> Do this: Your task is to output the data exactly as it stands.

Recorded data
# # # # # # #

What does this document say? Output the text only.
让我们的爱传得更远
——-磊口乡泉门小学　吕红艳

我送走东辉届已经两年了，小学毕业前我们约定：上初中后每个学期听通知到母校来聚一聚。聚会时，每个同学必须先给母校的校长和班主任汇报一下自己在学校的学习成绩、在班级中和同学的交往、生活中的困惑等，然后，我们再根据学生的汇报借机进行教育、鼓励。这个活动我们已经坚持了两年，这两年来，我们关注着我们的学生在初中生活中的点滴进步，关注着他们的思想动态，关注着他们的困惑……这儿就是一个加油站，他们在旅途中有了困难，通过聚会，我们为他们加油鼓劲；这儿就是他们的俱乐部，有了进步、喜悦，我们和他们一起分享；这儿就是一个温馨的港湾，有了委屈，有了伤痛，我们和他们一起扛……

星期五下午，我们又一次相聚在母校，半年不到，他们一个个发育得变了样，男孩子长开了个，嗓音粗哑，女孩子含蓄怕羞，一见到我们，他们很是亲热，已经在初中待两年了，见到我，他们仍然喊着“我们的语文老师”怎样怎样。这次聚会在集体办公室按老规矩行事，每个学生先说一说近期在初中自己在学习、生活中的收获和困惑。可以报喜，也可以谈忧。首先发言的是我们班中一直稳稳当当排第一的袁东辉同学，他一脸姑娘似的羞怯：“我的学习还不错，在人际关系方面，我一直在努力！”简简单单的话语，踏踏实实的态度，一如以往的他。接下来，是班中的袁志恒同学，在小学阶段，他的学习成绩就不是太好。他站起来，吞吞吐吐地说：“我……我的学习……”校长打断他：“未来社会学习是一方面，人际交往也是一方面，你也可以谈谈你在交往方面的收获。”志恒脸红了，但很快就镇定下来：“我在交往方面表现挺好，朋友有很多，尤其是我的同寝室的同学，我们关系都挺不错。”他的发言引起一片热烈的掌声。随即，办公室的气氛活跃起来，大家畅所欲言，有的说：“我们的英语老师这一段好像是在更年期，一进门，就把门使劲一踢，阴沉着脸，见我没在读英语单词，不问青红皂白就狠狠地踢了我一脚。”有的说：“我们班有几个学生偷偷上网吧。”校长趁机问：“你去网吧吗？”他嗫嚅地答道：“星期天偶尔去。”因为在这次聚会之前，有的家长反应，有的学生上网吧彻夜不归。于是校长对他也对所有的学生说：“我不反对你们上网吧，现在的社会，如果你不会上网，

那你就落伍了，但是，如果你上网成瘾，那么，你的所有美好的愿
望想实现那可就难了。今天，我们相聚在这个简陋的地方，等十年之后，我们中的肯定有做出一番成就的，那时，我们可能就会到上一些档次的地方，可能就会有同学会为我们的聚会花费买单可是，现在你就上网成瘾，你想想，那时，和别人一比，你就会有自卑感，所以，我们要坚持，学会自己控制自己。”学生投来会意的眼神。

# # # # # # #

> Written solution:
What does this document say? Output the text only.
让我们的爱传得更远
——-磊口乡泉门小学　吕红艳

我送走东辉届已经两年了，小学毕业前我们约定：上初中后每个学期听通知到母校来聚一聚。聚会时，每个同学必须先给母校的校长和班主任汇报一下自己在学校的学习成绩、在班级中和同学的交往、生活中的困惑等，然后，我们再根据学生的汇报借机进行教育、鼓励。这个活动我们已经坚持了两年，这两年来，我们关注着我们的学生在初中生活中的点滴进步，关注着他们的思想动态，关注着他们的困惑……这儿就是一个加油站，他们在旅途中有了困难，通过聚会，我们为他们加油鼓劲；这儿就是他们的俱乐部，有了进步、喜悦，我们和他们一起分享；这儿就是一个温馨的港湾，有了委屈，有了伤痛，我们和他们一起扛……

星期五下午，我们又一次相聚在母校，半年不到，他们一个个发育得变了样，男孩子长开了个，嗓音粗哑，女孩子含蓄怕羞，一见到我们，他们很是亲热，已经在初中待两年了，见到我，他们仍然喊着“我们的语文老师”怎样怎样。这次聚会在集体办公室按老规矩行事，每个学生先说一说近期在初中自己在学习、生活中的收获和困惑。可以报喜，也可以谈忧。首先发言的是我们班中一直稳稳当当排第一的袁东辉同学，他一脸姑娘似的羞怯：“我的学习还不错，在人际关系方面，我一直在努力！”简简单单的话语，踏踏实实的态度，一如以往的他。接下来，是班中的袁志恒同学，在小学阶段，他的学习成绩就不是太好。他站起来，吞吞吐吐地说：“我……我的学习……”校长打断他：“未来社会学习是一方面，人际交往也是一方面，你也可以谈谈你在交往方面的收获。”志恒脸红了，但很快就镇定下来：“我在交往方面表现挺好，朋友有很多，尤其是我的同寝室的同学，我们关系都挺不错。”他的发言引起一片热烈的掌声。随即，办公室的气氛活跃起来，大家畅所欲言，有的说：“我们的英语老师这一段好像是在更年期，一进门，就把门使劲一踢，阴沉着脸，见我没在读英语单词，不问青红皂白就狠狠地踢了我一脚。”有的说：“我们班有几个学生偷偷上网吧。”校长趁机问：“你去网吧吗？”他嗫嚅地答道：“星期天偶尔去。”因为在这次聚会之前，有的家长反应，有的学生上网吧彻夜不归。于是校长对他也对所有的学生说：“我不反对你们上网吧，现在的社会，如果你不会上网，

那你就落伍了，但是，如果你上网成瘾，那么，你的所有美好的愿
望想实现那可就难了。今天，我们相聚在这个简陋的地方，等十年之后，我们中的肯定有做出一番成就的，那时，我们可能就会到上一些档次的地方，可能就会有同学会为我们的聚会花费买单可是，现在你就上网成瘾，你想想，那时，和别人一比，你就会有自卑感，所以，我们要坚持，学会自己控制自己。”学生投来会意的眼神。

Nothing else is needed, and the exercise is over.